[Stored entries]
Begin
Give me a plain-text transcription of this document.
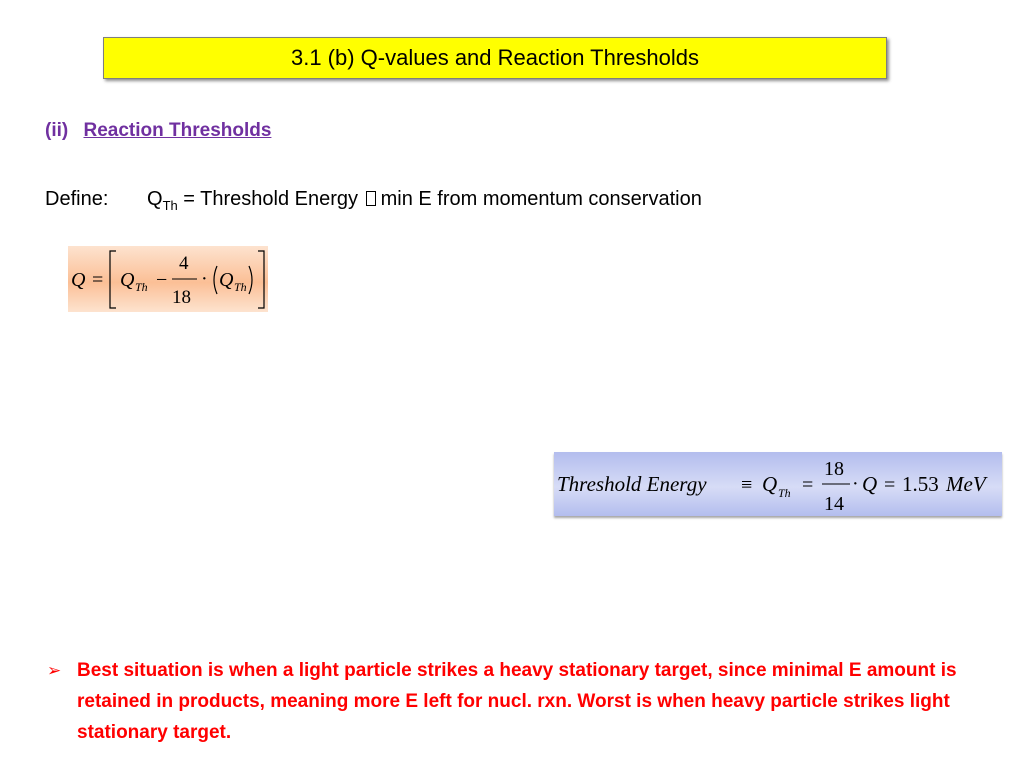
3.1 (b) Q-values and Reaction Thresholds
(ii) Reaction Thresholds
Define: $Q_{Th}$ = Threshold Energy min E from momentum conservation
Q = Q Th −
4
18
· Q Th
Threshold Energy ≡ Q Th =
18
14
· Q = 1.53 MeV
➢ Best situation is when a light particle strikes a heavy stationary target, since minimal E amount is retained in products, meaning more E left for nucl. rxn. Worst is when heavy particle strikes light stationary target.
End
> _GIVEN INSTRUCTION_:
Copy the data character for character, but drop all pictures from the copy.

> _THE OUTPUT_:
Give me a plain-text transcription of this document.
3.1 (b) Q-values and Reaction Thresholds
(ii) Reaction Thresholds
Define: $Q_{Th}$ = Threshold Energy min E from momentum conservation
Q = Q Th −
4
18
· Q Th
Threshold Energy ≡ Q Th =
18
14
· Q = 1.53 MeV
➢ Best situation is when a light particle strikes a heavy stationary target, since minimal E amount is retained in products, meaning more E left for nucl. rxn. Worst is when heavy particle strikes light stationary target.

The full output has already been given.